** What the task requires **
The records below must be retyped exactly.

** Data supplied **
⁂

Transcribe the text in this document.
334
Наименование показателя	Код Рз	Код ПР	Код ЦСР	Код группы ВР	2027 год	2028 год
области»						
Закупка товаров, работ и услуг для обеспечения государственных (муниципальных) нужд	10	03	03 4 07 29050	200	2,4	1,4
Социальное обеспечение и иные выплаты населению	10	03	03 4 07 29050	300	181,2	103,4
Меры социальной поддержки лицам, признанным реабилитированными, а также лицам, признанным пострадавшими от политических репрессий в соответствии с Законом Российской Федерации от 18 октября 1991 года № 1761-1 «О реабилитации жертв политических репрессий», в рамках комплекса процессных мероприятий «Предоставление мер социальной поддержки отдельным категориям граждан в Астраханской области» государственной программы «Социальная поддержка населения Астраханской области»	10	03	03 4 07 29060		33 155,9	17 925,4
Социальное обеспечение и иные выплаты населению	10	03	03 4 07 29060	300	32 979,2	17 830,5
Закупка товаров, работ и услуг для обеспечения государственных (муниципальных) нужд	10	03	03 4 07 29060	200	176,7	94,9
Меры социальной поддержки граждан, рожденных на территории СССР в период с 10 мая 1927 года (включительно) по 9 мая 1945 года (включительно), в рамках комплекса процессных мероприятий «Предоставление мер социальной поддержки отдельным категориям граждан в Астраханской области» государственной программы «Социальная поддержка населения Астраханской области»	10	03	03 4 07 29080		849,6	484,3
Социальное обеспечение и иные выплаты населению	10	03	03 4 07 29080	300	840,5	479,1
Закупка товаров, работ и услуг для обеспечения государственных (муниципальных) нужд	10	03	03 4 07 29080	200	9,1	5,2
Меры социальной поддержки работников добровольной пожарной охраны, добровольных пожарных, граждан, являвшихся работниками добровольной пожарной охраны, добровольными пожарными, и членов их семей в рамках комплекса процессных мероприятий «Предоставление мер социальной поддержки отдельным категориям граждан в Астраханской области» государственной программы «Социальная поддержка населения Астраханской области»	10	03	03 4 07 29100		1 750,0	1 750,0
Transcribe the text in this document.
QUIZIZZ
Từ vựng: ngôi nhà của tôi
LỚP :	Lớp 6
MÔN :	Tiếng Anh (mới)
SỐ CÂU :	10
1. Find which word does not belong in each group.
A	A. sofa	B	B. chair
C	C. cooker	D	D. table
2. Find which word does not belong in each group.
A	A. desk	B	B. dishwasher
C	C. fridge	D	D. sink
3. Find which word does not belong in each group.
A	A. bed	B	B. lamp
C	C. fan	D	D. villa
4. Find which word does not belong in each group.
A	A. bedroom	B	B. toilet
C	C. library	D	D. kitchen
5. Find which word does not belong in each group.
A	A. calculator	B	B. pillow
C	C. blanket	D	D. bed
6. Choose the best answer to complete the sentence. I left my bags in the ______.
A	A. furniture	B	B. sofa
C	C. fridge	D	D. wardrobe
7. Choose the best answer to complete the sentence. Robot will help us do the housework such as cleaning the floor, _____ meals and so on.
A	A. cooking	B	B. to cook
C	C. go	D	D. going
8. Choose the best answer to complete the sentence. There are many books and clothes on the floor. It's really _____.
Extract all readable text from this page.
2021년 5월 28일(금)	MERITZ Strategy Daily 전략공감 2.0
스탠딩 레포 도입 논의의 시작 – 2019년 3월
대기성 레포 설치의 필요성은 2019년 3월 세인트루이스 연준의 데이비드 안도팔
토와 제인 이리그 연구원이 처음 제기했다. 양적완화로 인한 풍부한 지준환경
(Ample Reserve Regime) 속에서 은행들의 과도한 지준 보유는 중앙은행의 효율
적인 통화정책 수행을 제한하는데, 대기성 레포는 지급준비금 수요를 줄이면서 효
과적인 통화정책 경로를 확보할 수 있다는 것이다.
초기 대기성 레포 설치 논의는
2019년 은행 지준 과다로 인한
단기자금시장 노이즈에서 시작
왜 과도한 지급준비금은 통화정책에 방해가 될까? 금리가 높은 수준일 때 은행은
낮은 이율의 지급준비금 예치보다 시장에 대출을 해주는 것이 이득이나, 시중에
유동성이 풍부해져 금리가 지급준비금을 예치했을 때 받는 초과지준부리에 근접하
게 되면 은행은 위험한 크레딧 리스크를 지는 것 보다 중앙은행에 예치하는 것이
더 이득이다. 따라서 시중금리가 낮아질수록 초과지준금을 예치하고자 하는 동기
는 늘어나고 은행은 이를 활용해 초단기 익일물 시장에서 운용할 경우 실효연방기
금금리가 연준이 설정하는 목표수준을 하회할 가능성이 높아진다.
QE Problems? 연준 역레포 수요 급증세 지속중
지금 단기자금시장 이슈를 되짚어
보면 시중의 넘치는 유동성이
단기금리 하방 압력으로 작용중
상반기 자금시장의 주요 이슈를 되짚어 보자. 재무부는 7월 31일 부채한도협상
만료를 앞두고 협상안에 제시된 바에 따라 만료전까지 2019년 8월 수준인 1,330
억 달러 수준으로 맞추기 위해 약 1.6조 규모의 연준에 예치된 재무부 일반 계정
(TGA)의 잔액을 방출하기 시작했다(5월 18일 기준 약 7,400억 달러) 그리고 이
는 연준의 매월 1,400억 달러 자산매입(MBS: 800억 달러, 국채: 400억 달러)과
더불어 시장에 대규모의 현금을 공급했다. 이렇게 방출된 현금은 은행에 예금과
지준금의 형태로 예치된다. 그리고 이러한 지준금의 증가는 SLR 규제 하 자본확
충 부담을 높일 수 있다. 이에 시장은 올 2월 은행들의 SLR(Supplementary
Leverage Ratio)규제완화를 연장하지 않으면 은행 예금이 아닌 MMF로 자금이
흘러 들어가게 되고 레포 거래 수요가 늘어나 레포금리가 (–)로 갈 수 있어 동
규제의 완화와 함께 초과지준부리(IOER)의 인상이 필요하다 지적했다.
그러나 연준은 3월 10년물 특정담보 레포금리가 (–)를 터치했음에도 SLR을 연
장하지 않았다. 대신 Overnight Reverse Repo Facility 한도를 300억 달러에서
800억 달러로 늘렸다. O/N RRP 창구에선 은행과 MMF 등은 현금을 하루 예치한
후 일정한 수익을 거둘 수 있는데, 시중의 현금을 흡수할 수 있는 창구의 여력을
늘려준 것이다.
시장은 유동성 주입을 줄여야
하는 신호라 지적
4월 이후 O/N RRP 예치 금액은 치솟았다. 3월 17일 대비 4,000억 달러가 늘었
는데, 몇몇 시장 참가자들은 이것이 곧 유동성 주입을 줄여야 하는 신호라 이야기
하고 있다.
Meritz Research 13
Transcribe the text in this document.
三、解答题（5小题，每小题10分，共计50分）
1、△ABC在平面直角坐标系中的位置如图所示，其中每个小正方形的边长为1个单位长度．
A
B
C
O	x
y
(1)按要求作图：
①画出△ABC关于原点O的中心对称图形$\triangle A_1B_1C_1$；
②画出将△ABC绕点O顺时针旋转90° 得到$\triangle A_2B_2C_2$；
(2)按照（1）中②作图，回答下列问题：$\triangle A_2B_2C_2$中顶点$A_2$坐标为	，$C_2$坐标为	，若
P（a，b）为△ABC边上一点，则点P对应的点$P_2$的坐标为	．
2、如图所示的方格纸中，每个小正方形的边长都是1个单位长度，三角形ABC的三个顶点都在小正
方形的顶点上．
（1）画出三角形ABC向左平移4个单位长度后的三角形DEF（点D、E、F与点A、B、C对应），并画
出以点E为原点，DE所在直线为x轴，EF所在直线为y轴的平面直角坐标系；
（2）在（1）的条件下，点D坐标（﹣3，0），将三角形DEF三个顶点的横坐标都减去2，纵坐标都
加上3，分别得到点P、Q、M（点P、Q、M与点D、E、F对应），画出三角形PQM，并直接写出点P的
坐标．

⁂

** Reply to the task **
Transcribe the text in this document.
334
Наименование показателя	Код Рз	Код ПР	Код ЦСР	Код группы ВР	2027 год	2028 год
области»						
Закупка товаров, работ и услуг для обеспечения государственных (муниципальных) нужд	10	03	03 4 07 29050	200	2,4	1,4
Социальное обеспечение и иные выплаты населению	10	03	03 4 07 29050	300	181,2	103,4
Меры социальной поддержки лицам, признанным реабилитированными, а также лицам, признанным пострадавшими от политических репрессий в соответствии с Законом Российской Федерации от 18 октября 1991 года № 1761-1 «О реабилитации жертв политических репрессий», в рамках комплекса процессных мероприятий «Предоставление мер социальной поддержки отдельным категориям граждан в Астраханской области» государственной программы «Социальная поддержка населения Астраханской области»	10	03	03 4 07 29060		33 155,9	17 925,4
Социальное обеспечение и иные выплаты населению	10	03	03 4 07 29060	300	32 979,2	17 830,5
Закупка товаров, работ и услуг для обеспечения государственных (муниципальных) нужд	10	03	03 4 07 29060	200	176,7	94,9
Меры социальной поддержки граждан, рожденных на территории СССР в период с 10 мая 1927 года (включительно) по 9 мая 1945 года (включительно), в рамках комплекса процессных мероприятий «Предоставление мер социальной поддержки отдельным категориям граждан в Астраханской области» государственной программы «Социальная поддержка населения Астраханской области»	10	03	03 4 07 29080		849,6	484,3
Социальное обеспечение и иные выплаты населению	10	03	03 4 07 29080	300	840,5	479,1
Закупка товаров, работ и услуг для обеспечения государственных (муниципальных) нужд	10	03	03 4 07 29080	200	9,1	5,2
Меры социальной поддержки работников добровольной пожарной охраны, добровольных пожарных, граждан, являвшихся работниками добровольной пожарной охраны, добровольными пожарными, и членов их семей в рамках комплекса процессных мероприятий «Предоставление мер социальной поддержки отдельным категориям граждан в Астраханской области» государственной программы «Социальная поддержка населения Астраханской области»	10	03	03 4 07 29100		1 750,0	1 750,0
Transcribe the text in this document.
QUIZIZZ
Từ vựng: ngôi nhà của tôi
LỚP :	Lớp 6
MÔN :	Tiếng Anh (mới)
SỐ CÂU :	10
1. Find which word does not belong in each group.
A	A. sofa	B	B. chair
C	C. cooker	D	D. table
2. Find which word does not belong in each group.
A	A. desk	B	B. dishwasher
C	C. fridge	D	D. sink
3. Find which word does not belong in each group.
A	A. bed	B	B. lamp
C	C. fan	D	D. villa
4. Find which word does not belong in each group.
A	A. bedroom	B	B. toilet
C	C. library	D	D. kitchen
5. Find which word does not belong in each group.
A	A. calculator	B	B. pillow
C	C. blanket	D	D. bed
6. Choose the best answer to complete the sentence. I left my bags in the ______.
A	A. furniture	B	B. sofa
C	C. fridge	D	D. wardrobe
7. Choose the best answer to complete the sentence. Robot will help us do the housework such as cleaning the floor, _____ meals and so on.
A	A. cooking	B	B. to cook
C	C. go	D	D. going
8. Choose the best answer to complete the sentence. There are many books and clothes on the floor. It's really _____.
Extract all readable text from this page.
2021년 5월 28일(금)	MERITZ Strategy Daily 전략공감 2.0
스탠딩 레포 도입 논의의 시작 – 2019년 3월
대기성 레포 설치의 필요성은 2019년 3월 세인트루이스 연준의 데이비드 안도팔
토와 제인 이리그 연구원이 처음 제기했다. 양적완화로 인한 풍부한 지준환경
(Ample Reserve Regime) 속에서 은행들의 과도한 지준 보유는 중앙은행의 효율
적인 통화정책 수행을 제한하는데, 대기성 레포는 지급준비금 수요를 줄이면서 효
과적인 통화정책 경로를 확보할 수 있다는 것이다.
초기 대기성 레포 설치 논의는
2019년 은행 지준 과다로 인한
단기자금시장 노이즈에서 시작
왜 과도한 지급준비금은 통화정책에 방해가 될까? 금리가 높은 수준일 때 은행은
낮은 이율의 지급준비금 예치보다 시장에 대출을 해주는 것이 이득이나, 시중에
유동성이 풍부해져 금리가 지급준비금을 예치했을 때 받는 초과지준부리에 근접하
게 되면 은행은 위험한 크레딧 리스크를 지는 것 보다 중앙은행에 예치하는 것이
더 이득이다. 따라서 시중금리가 낮아질수록 초과지준금을 예치하고자 하는 동기
는 늘어나고 은행은 이를 활용해 초단기 익일물 시장에서 운용할 경우 실효연방기
금금리가 연준이 설정하는 목표수준을 하회할 가능성이 높아진다.
QE Problems? 연준 역레포 수요 급증세 지속중
지금 단기자금시장 이슈를 되짚어
보면 시중의 넘치는 유동성이
단기금리 하방 압력으로 작용중
상반기 자금시장의 주요 이슈를 되짚어 보자. 재무부는 7월 31일 부채한도협상
만료를 앞두고 협상안에 제시된 바에 따라 만료전까지 2019년 8월 수준인 1,330
억 달러 수준으로 맞추기 위해 약 1.6조 규모의 연준에 예치된 재무부 일반 계정
(TGA)의 잔액을 방출하기 시작했다(5월 18일 기준 약 7,400억 달러) 그리고 이
는 연준의 매월 1,400억 달러 자산매입(MBS: 800억 달러, 국채: 400억 달러)과
더불어 시장에 대규모의 현금을 공급했다. 이렇게 방출된 현금은 은행에 예금과
지준금의 형태로 예치된다. 그리고 이러한 지준금의 증가는 SLR 규제 하 자본확
충 부담을 높일 수 있다. 이에 시장은 올 2월 은행들의 SLR(Supplementary
Leverage Ratio)규제완화를 연장하지 않으면 은행 예금이 아닌 MMF로 자금이
흘러 들어가게 되고 레포 거래 수요가 늘어나 레포금리가 (–)로 갈 수 있어 동
규제의 완화와 함께 초과지준부리(IOER)의 인상이 필요하다 지적했다.
그러나 연준은 3월 10년물 특정담보 레포금리가 (–)를 터치했음에도 SLR을 연
장하지 않았다. 대신 Overnight Reverse Repo Facility 한도를 300억 달러에서
800억 달러로 늘렸다. O/N RRP 창구에선 은행과 MMF 등은 현금을 하루 예치한
후 일정한 수익을 거둘 수 있는데, 시중의 현금을 흡수할 수 있는 창구의 여력을
늘려준 것이다.
시장은 유동성 주입을 줄여야
하는 신호라 지적
4월 이후 O/N RRP 예치 금액은 치솟았다. 3월 17일 대비 4,000억 달러가 늘었
는데, 몇몇 시장 참가자들은 이것이 곧 유동성 주입을 줄여야 하는 신호라 이야기
하고 있다.
Meritz Research 13
Transcribe the text in this document.
三、解答题（5小题，每小题10分，共计50分）
1、△ABC在平面直角坐标系中的位置如图所示，其中每个小正方形的边长为1个单位长度．
A
B
C
O	x
y
(1)按要求作图：
①画出△ABC关于原点O的中心对称图形$\triangle A_1B_1C_1$；
②画出将△ABC绕点O顺时针旋转90° 得到$\triangle A_2B_2C_2$；
(2)按照（1）中②作图，回答下列问题：$\triangle A_2B_2C_2$中顶点$A_2$坐标为	，$C_2$坐标为	，若
P（a，b）为△ABC边上一点，则点P对应的点$P_2$的坐标为	．
2、如图所示的方格纸中，每个小正方形的边长都是1个单位长度，三角形ABC的三个顶点都在小正
方形的顶点上．
（1）画出三角形ABC向左平移4个单位长度后的三角形DEF（点D、E、F与点A、B、C对应），并画
出以点E为原点，DE所在直线为x轴，EF所在直线为y轴的平面直角坐标系；
（2）在（1）的条件下，点D坐标（﹣3，0），将三角形DEF三个顶点的横坐标都减去2，纵坐标都
加上3，分别得到点P、Q、M（点P、Q、M与点D、E、F对应），画出三角形PQM，并直接写出点P的
坐标．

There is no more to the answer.